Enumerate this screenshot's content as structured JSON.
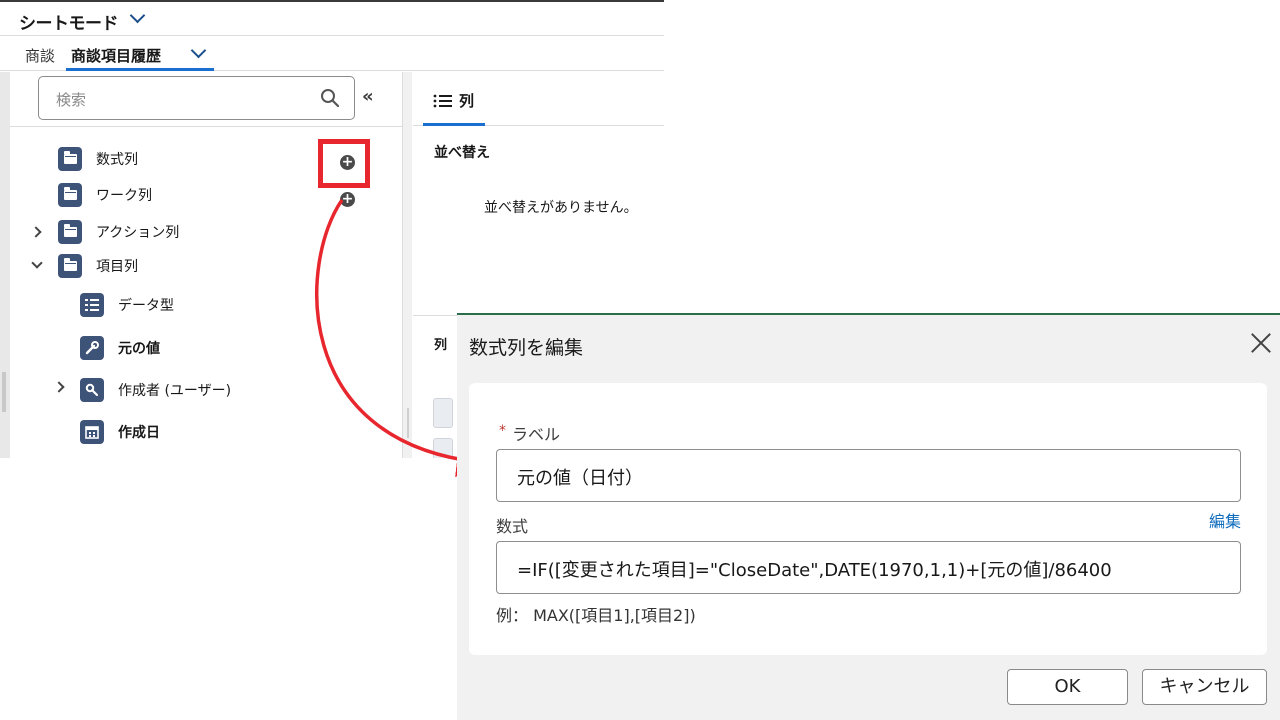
{
  "header": {
    "title": "シートモード"
  },
  "breadcrumb": {
    "object": "商談",
    "current": "商談項目履歴"
  },
  "search": {
    "placeholder": "検索"
  },
  "collapse_label": "«",
  "tree": {
    "formula_column": "数式列",
    "work_column": "ワーク列",
    "action_column": "アクション列",
    "field_column": "項目列",
    "data_type": "データ型",
    "original_value": "元の値",
    "created_by": "作成者 (ユーザー)",
    "created_date": "作成日"
  },
  "add_symbol": "+",
  "right_panel": {
    "columns_tab": "列",
    "sort_heading": "並べ替え",
    "no_sort": "並べ替えがありません。",
    "columns_label": "列"
  },
  "dialog": {
    "title": "数式列を編集",
    "required_mark": "*",
    "label_field_label": "ラベル",
    "label_value": "元の値（日付）",
    "formula_label": "数式",
    "edit_link": "編集",
    "formula_value": "=IF([変更された項目]=\"CloseDate\",DATE(1970,1,1)+[元の値]/86400",
    "example": "例： MAX([項目1],[項目2])",
    "ok_button": "OK",
    "cancel_button": "キャンセル"
  },
  "colors": {
    "accent": "#1b6fd0",
    "icon_bg": "#3d5377",
    "highlight": "#e8262d",
    "link": "#0f6cbd"
  }
}
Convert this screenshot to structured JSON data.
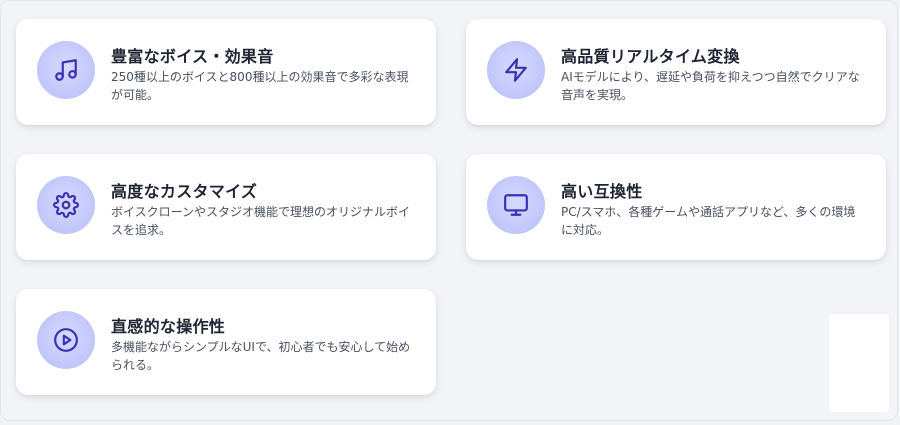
{
  "features": [
    {
      "icon": "music-note-icon",
      "title": "豊富なボイス・効果音",
      "description": "250種以上のボイスと800種以上の効果音で多彩な表現が可能。"
    },
    {
      "icon": "lightning-icon",
      "title": "高品質リアルタイム変換",
      "description": "AIモデルにより、遅延や負荷を抑えつつ自然でクリアな音声を実現。"
    },
    {
      "icon": "gear-icon",
      "title": "高度なカスタマイズ",
      "description": "ボイスクローンやスタジオ機能で理想のオリジナルボイスを追求。"
    },
    {
      "icon": "monitor-icon",
      "title": "高い互換性",
      "description": "PC/スマホ、各種ゲームや通話アプリなど、多くの環境に対応。"
    },
    {
      "icon": "play-circle-icon",
      "title": "直感的な操作性",
      "description": "多機能ながらシンプルなUIで、初心者でも安心して始められる。"
    }
  ],
  "colors": {
    "icon_stroke": "#3b2fb5",
    "icon_bg": "#c7ccfb",
    "card_bg": "#ffffff",
    "page_bg": "#f3f4f7"
  }
}
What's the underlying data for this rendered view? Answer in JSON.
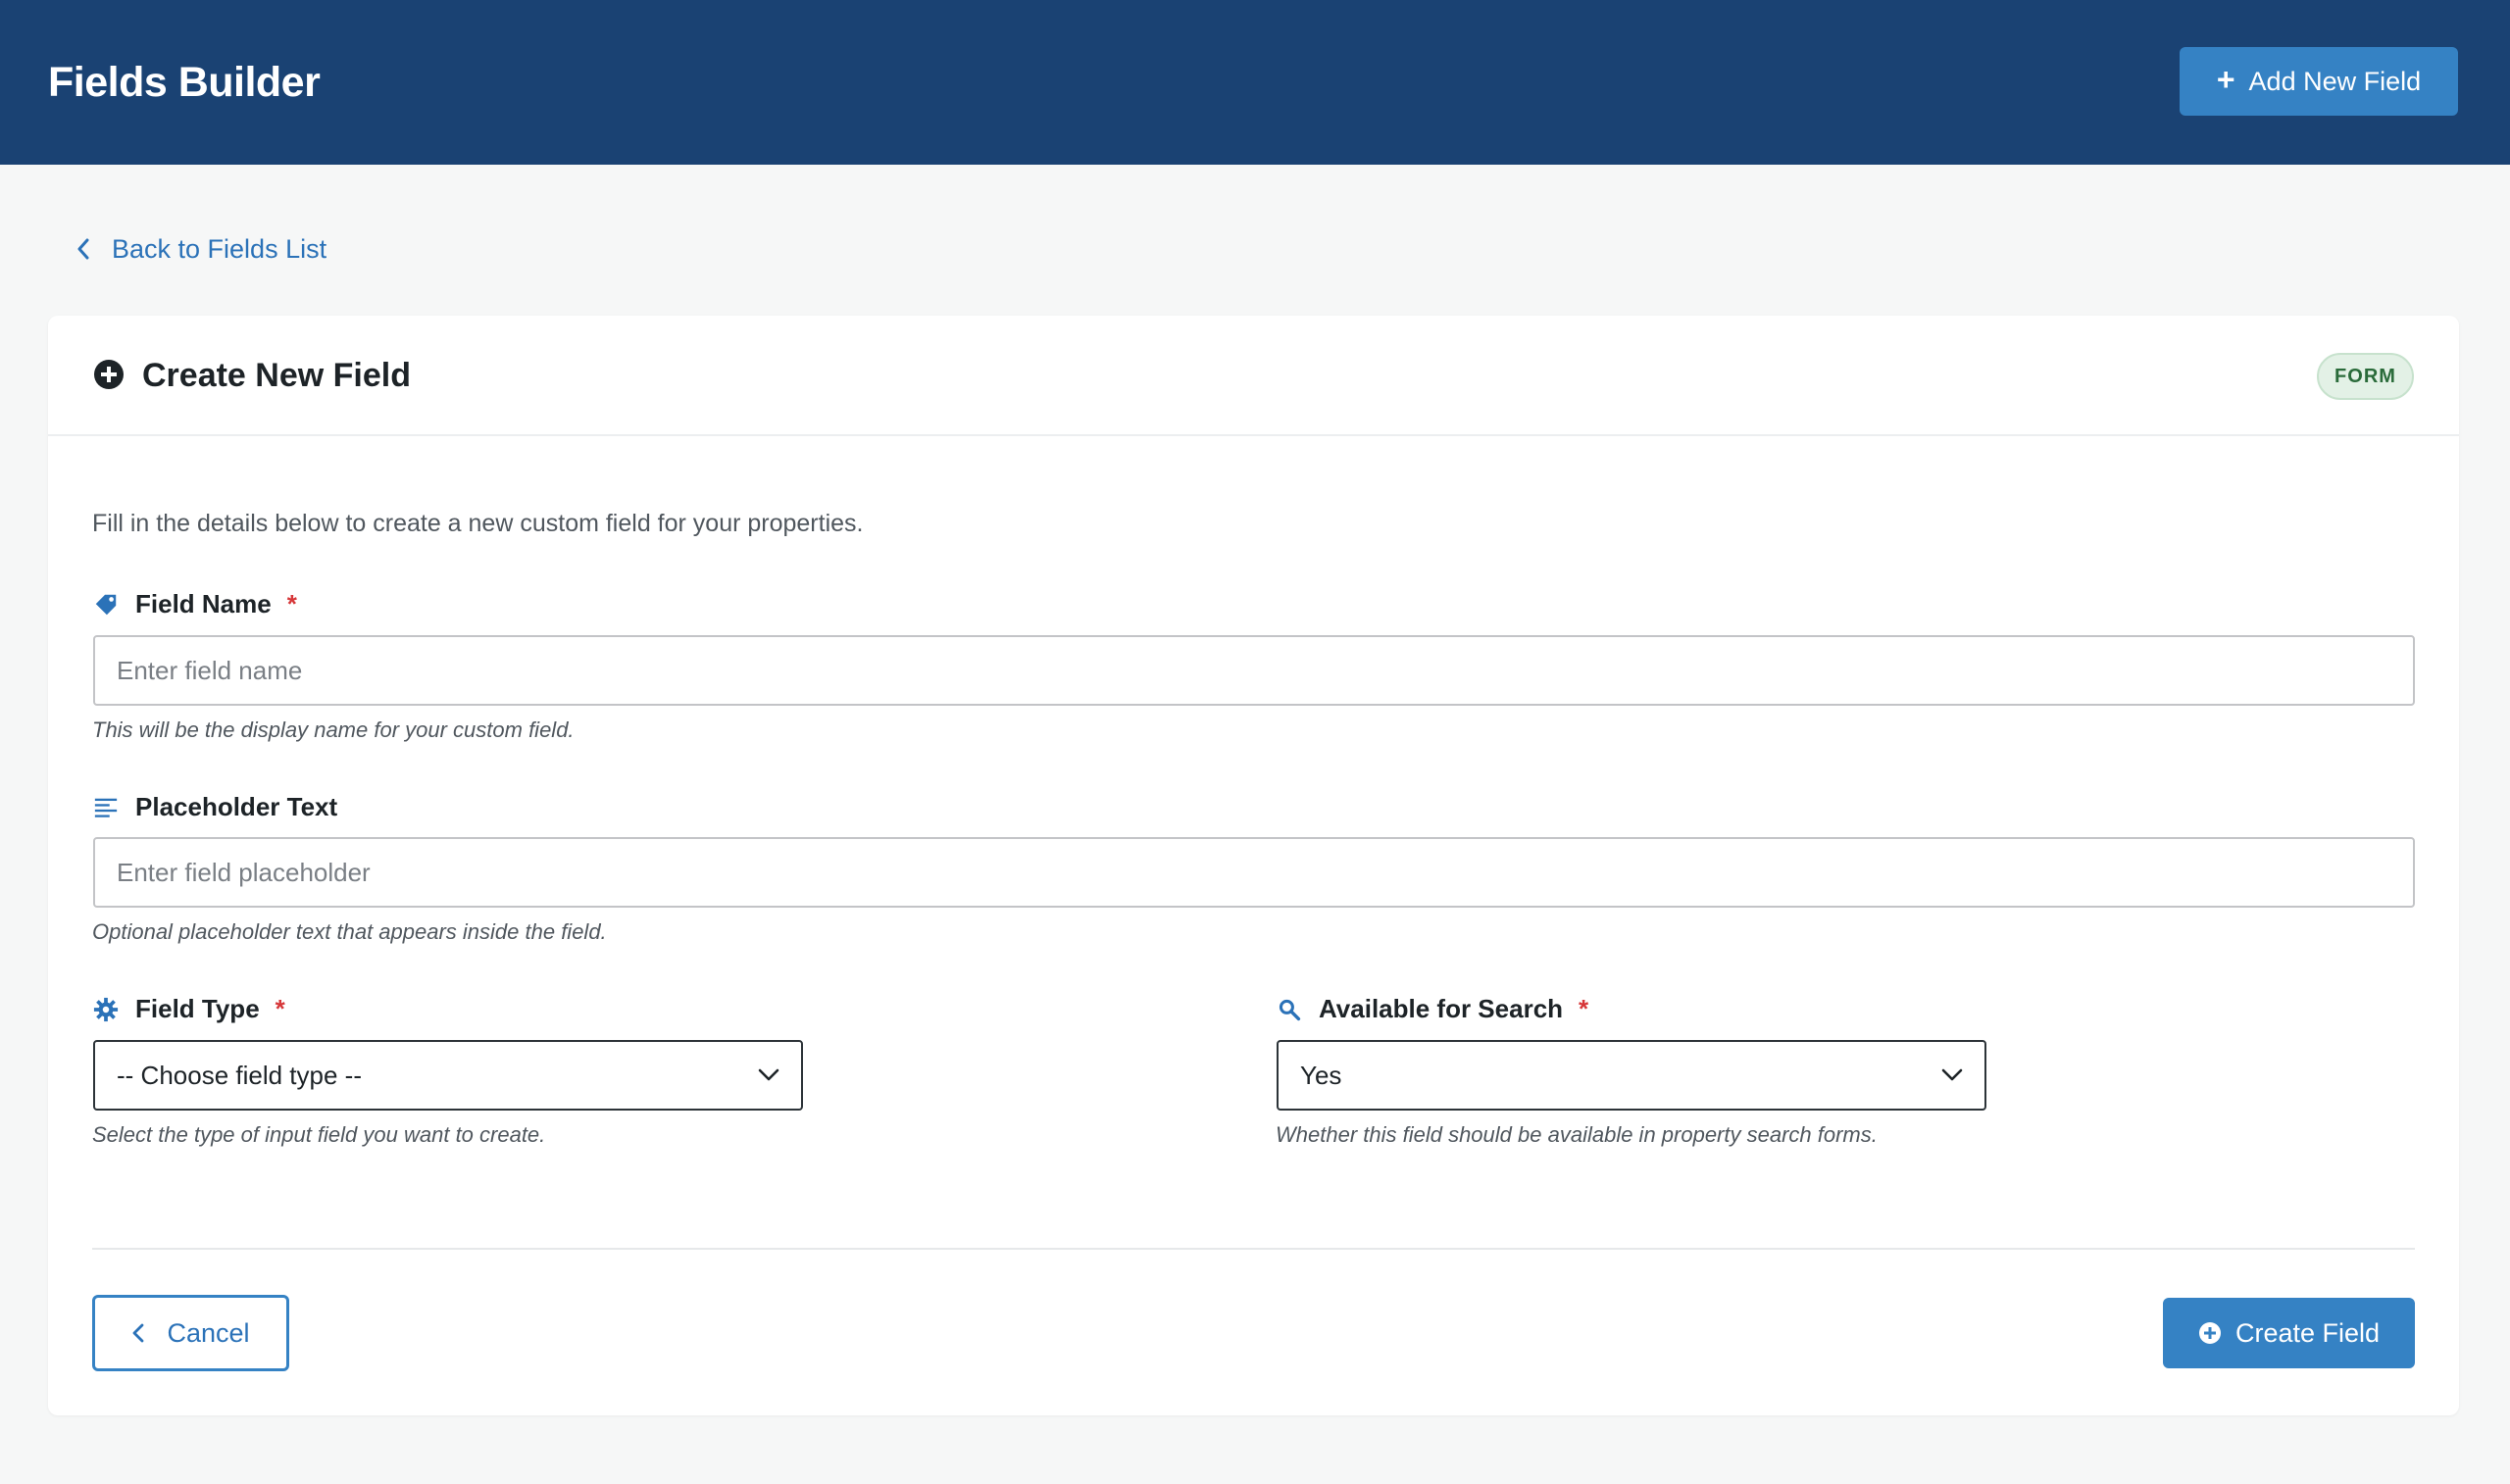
{
  "header": {
    "title": "Fields Builder",
    "add_button_label": "Add New Field",
    "add_button_icon": "plus-icon"
  },
  "back_link": {
    "label": "Back to Fields List",
    "icon": "chevron-left-icon"
  },
  "card": {
    "title": "Create New Field",
    "title_icon": "plus-circle-icon",
    "badge": "FORM",
    "intro": "Fill in the details below to create a new custom field for your properties."
  },
  "fields": {
    "field_name": {
      "label": "Field Name",
      "required_mark": "*",
      "icon": "tag-icon",
      "value": "",
      "placeholder": "Enter field name",
      "help": "This will be the display name for your custom field."
    },
    "placeholder_text": {
      "label": "Placeholder Text",
      "icon": "text-lines-icon",
      "value": "",
      "placeholder": "Enter field placeholder",
      "help": "Optional placeholder text that appears inside the field."
    },
    "field_type": {
      "label": "Field Type",
      "required_mark": "*",
      "icon": "gear-icon",
      "selected": "-- Choose field type --",
      "help": "Select the type of input field you want to create."
    },
    "available_for_search": {
      "label": "Available for Search",
      "required_mark": "*",
      "icon": "search-icon",
      "selected": "Yes",
      "help": "Whether this field should be available in property search forms."
    }
  },
  "actions": {
    "cancel_label": "Cancel",
    "create_label": "Create Field"
  },
  "colors": {
    "header_bg": "#1a4273",
    "primary": "#3582c4",
    "link": "#2b72b8",
    "required": "#d63638",
    "badge_bg": "#e3f1e6",
    "badge_text": "#2a6b3a",
    "page_bg": "#f6f7f7"
  }
}
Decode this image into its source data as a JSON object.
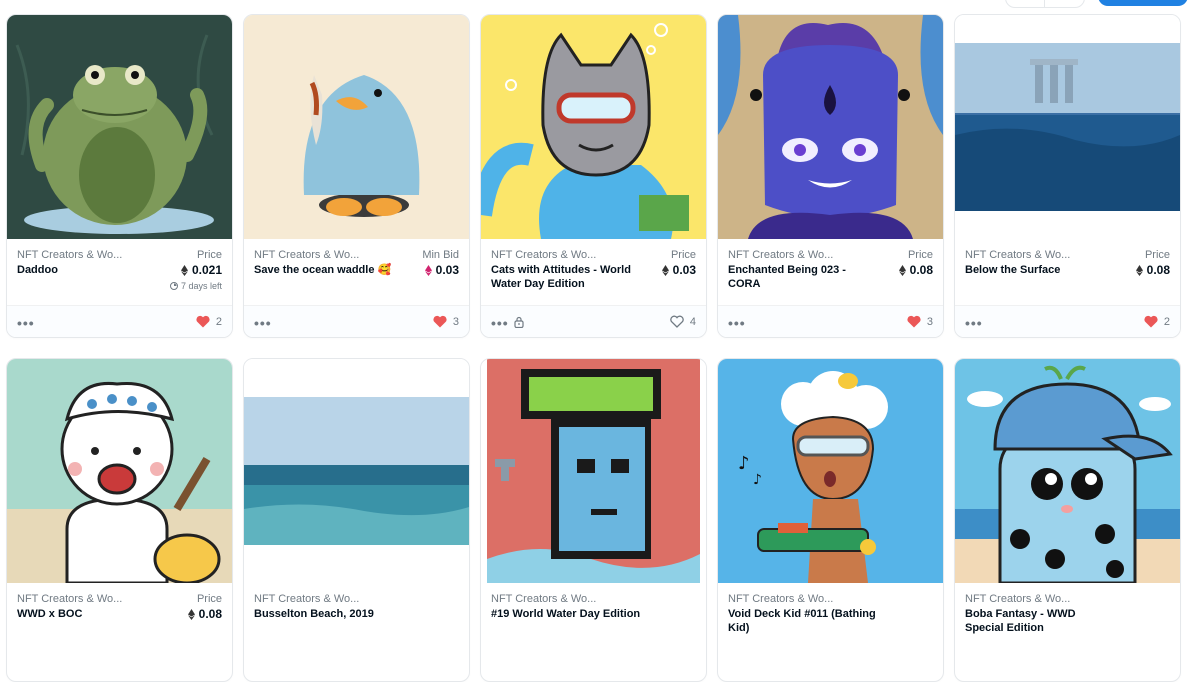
{
  "cards": [
    {
      "collection": "NFT Creators & Wo...",
      "name": "Daddoo",
      "price_label": "Price",
      "price": "0.021",
      "time_left": "7 days left",
      "likes": "2",
      "liked": true
    },
    {
      "collection": "NFT Creators & Wo...",
      "name": "Save the ocean waddle 🥰",
      "price_label": "Min Bid",
      "price": "0.03",
      "likes": "3",
      "liked": true
    },
    {
      "collection": "NFT Creators & Wo...",
      "name": "Cats with Attitudes - World Water Day Edition",
      "price_label": "Price",
      "price": "0.03",
      "likes": "4",
      "liked": false
    },
    {
      "collection": "NFT Creators & Wo...",
      "name": "Enchanted Being 023 - CORA",
      "price_label": "Price",
      "price": "0.08",
      "likes": "3",
      "liked": true
    },
    {
      "collection": "NFT Creators & Wo...",
      "name": "Below the Surface",
      "price_label": "Price",
      "price": "0.08",
      "likes": "2",
      "liked": true
    },
    {
      "collection": "NFT Creators & Wo...",
      "name": "WWD x BOC",
      "price_label": "Price",
      "price": "0.08"
    },
    {
      "collection": "NFT Creators & Wo...",
      "name": "Busselton Beach, 2019"
    },
    {
      "collection": "NFT Creators & Wo...",
      "name": "#19 World Water Day Edition"
    },
    {
      "collection": "NFT Creators & Wo...",
      "name": "Void Deck Kid #011 (Bathing Kid)"
    },
    {
      "collection": "NFT Creators & Wo...",
      "name": "Boba Fantasy - WWD Special Edition"
    }
  ],
  "colors": {
    "accent": "#2081e2",
    "heart": "#eb5757",
    "eth_pink": "#d1246f"
  }
}
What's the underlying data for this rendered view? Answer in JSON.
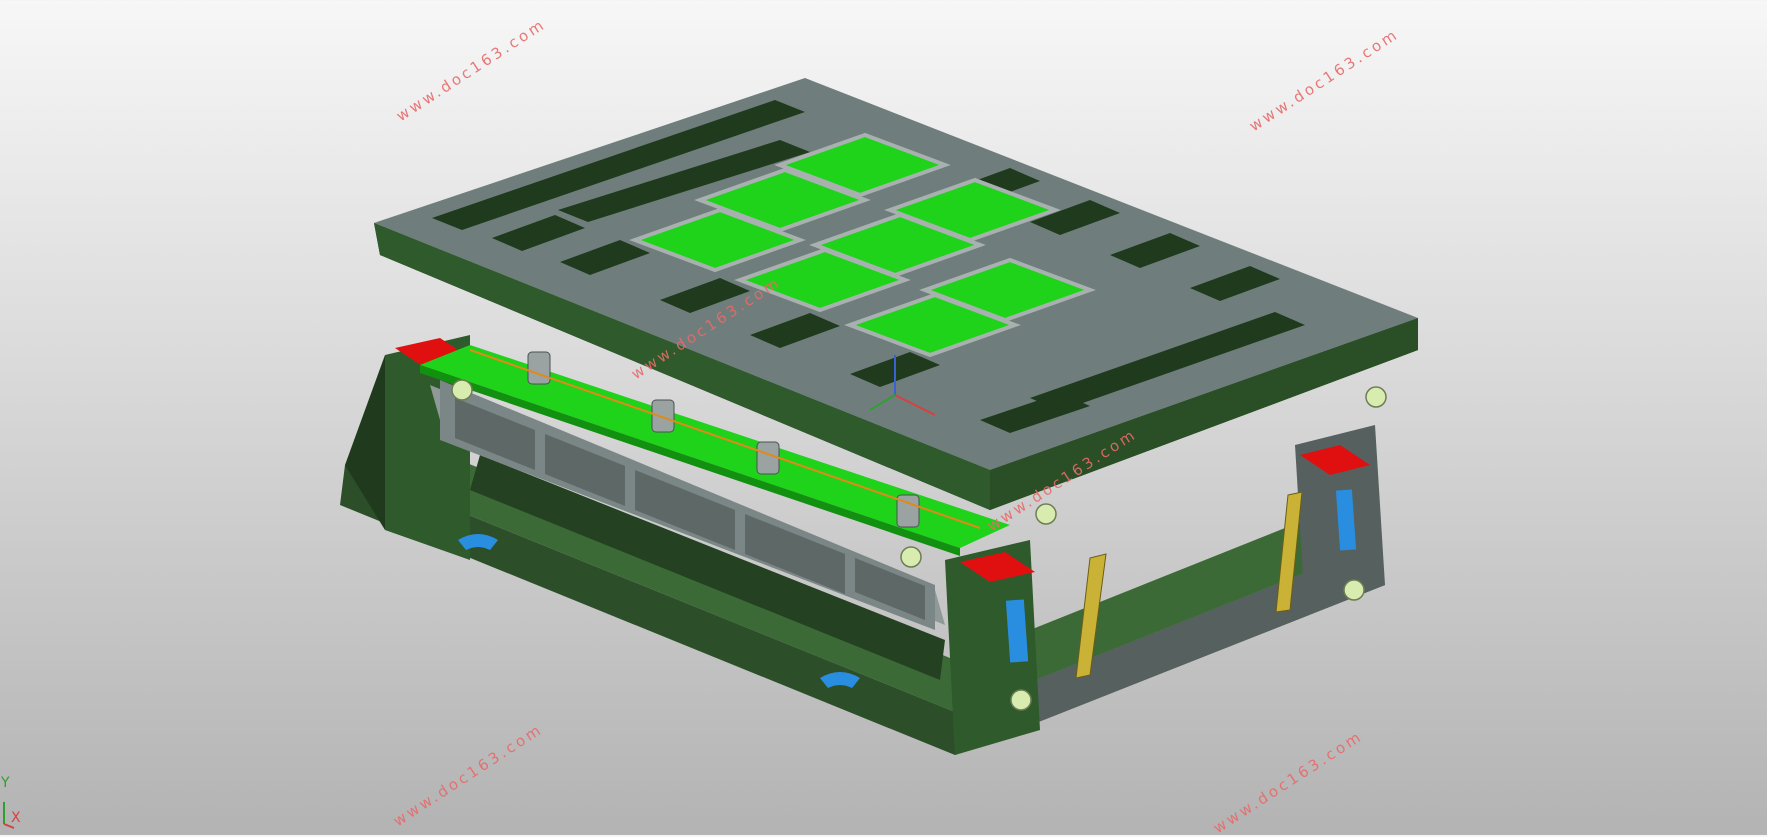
{
  "viewport": {
    "model_colors": {
      "dark_green": "#2f5a2c",
      "deep_green": "#1f3a1d",
      "bright_green": "#1fd21a",
      "steel_gray": "#6f7e7c",
      "light_gray": "#a9b1b0",
      "red_block": "#e01010",
      "blue_slot": "#2a8ee0",
      "yellow_strap": "#c9b236",
      "pale_green_bolt": "#d8ecb0"
    },
    "icons": [
      "triad-axis-icon",
      "view-origin-icon"
    ]
  },
  "watermark": {
    "text": "www.doc163.com",
    "color": "#e86a6a"
  },
  "axis_triad": {
    "y_label": "Y",
    "x_label": "X"
  }
}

###

Keep only the lines that hold the string "circle", and copy them out.

      "icon": "play-circle-icon",
    "title_icon": "plus-circle-icon",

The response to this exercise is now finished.